[Collection entries]
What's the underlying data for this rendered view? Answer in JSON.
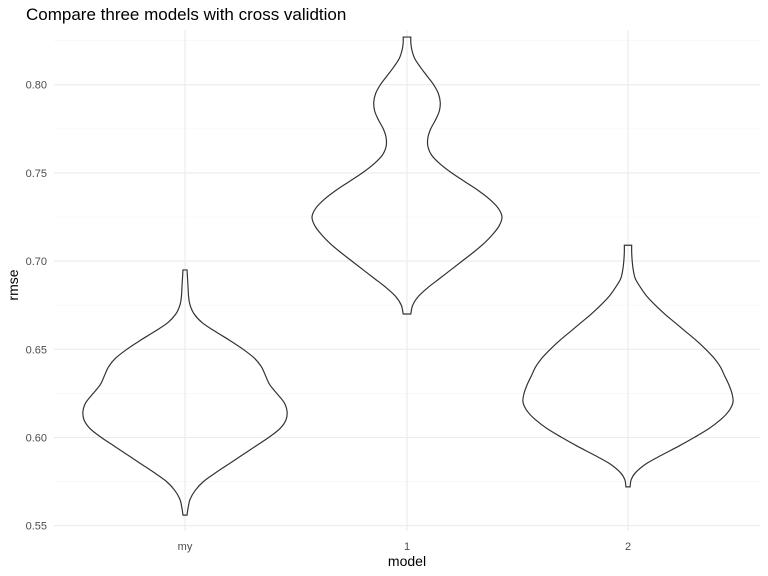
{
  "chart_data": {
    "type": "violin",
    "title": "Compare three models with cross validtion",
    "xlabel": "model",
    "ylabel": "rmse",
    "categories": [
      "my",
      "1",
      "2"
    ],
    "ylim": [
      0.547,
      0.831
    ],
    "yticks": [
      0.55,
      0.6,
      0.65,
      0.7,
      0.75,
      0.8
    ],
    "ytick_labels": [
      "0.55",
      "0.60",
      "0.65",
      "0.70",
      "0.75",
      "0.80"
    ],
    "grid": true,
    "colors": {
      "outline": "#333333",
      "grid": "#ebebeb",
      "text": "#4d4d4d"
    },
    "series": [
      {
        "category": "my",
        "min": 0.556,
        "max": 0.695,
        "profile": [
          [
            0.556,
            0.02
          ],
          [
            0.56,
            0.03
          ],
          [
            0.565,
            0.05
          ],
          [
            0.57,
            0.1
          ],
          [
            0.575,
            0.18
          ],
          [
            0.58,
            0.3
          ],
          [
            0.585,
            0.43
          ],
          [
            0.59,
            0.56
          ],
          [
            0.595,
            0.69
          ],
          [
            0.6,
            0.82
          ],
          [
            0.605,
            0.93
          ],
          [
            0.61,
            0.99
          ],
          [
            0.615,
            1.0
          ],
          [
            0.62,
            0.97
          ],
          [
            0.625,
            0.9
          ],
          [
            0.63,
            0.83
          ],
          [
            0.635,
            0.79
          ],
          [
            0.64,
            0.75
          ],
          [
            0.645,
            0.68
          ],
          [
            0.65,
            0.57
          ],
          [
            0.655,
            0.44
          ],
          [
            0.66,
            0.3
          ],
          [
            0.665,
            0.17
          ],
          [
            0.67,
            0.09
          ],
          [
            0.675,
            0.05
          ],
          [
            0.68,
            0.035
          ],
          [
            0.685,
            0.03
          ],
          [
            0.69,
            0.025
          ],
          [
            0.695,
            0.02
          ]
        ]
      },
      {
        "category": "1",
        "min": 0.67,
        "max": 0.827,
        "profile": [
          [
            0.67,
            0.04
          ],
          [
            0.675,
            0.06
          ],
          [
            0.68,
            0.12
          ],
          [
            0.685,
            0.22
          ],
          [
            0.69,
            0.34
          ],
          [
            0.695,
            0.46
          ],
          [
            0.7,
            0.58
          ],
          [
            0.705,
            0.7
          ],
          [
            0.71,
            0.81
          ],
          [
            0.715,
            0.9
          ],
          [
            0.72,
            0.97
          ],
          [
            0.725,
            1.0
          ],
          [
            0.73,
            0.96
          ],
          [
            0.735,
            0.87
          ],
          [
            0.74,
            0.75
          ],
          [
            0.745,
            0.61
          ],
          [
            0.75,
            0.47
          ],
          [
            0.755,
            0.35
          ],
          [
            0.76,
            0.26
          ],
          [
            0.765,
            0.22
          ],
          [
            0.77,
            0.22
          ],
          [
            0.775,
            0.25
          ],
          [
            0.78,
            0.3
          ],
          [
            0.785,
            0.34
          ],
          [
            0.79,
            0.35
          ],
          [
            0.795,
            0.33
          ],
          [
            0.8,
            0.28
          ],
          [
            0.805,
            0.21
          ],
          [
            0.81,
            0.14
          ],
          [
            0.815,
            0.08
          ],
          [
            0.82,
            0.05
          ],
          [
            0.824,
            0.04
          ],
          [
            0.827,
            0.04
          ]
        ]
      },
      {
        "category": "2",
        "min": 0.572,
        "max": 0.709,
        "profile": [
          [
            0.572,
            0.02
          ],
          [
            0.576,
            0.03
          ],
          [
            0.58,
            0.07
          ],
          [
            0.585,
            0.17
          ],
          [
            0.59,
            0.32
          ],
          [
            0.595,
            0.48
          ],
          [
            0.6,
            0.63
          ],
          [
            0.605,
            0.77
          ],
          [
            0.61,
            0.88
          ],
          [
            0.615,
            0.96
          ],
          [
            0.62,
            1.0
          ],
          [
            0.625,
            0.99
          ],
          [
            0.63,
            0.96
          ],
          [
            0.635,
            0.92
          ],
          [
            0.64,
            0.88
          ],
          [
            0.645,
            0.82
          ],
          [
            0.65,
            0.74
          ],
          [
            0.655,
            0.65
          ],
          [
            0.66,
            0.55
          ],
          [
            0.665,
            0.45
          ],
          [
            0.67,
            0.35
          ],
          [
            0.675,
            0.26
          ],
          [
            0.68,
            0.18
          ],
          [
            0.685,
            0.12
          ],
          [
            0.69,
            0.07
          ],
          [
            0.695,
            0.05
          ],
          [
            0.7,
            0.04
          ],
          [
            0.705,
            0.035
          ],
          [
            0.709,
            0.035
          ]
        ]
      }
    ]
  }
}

* * *

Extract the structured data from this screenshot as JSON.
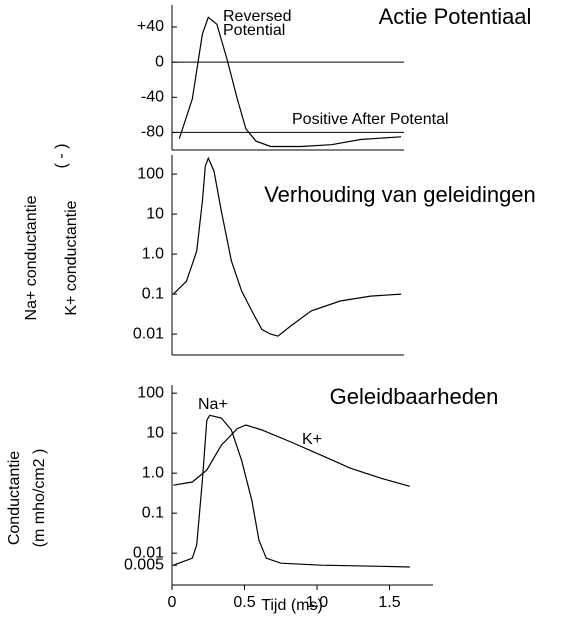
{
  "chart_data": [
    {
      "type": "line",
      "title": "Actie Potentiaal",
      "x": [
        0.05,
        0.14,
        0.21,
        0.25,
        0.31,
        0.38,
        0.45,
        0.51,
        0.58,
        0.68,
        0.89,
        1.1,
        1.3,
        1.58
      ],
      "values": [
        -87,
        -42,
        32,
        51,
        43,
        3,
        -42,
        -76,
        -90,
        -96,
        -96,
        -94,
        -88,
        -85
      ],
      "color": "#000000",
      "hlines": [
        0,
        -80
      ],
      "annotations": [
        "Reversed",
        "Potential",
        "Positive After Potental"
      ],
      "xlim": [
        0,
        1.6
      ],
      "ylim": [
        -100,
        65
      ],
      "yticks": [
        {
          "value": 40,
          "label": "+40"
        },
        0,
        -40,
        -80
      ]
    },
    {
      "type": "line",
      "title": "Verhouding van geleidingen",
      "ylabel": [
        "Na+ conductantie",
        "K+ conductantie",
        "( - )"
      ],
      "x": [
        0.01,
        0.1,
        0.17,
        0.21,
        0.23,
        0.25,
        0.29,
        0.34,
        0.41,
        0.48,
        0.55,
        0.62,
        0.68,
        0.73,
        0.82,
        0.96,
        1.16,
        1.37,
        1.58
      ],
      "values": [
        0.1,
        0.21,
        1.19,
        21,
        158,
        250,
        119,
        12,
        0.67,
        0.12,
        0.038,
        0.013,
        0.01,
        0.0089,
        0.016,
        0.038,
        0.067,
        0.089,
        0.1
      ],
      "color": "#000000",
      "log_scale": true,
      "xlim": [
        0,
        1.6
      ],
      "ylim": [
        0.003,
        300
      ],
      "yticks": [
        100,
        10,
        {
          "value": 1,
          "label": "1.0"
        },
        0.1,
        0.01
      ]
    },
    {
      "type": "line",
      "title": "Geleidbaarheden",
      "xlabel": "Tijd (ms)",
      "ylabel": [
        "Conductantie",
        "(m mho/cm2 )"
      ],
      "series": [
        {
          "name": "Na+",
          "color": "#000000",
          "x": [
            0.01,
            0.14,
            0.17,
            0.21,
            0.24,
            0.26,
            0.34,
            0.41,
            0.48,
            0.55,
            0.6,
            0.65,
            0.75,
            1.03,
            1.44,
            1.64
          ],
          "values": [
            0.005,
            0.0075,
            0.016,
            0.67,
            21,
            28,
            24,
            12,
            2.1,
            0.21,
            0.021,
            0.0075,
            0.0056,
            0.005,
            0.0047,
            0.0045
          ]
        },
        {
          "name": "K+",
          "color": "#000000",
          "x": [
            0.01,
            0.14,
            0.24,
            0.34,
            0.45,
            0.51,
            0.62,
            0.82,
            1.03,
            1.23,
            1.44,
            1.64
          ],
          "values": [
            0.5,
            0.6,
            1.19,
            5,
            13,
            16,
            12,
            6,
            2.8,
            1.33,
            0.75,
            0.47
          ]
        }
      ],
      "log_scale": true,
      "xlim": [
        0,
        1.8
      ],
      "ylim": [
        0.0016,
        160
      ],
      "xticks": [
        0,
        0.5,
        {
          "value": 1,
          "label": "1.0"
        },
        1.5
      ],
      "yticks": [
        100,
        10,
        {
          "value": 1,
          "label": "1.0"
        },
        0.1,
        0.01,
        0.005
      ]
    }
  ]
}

◆ GIVEN INSTRUCTION ◆
Copy every line of the data that holds the string "JSON".

◆ TASK RESULT ◆
What's the underlying data for this rendered view? Answer in JSON.
Extract the structured data from this screenshot as JSON.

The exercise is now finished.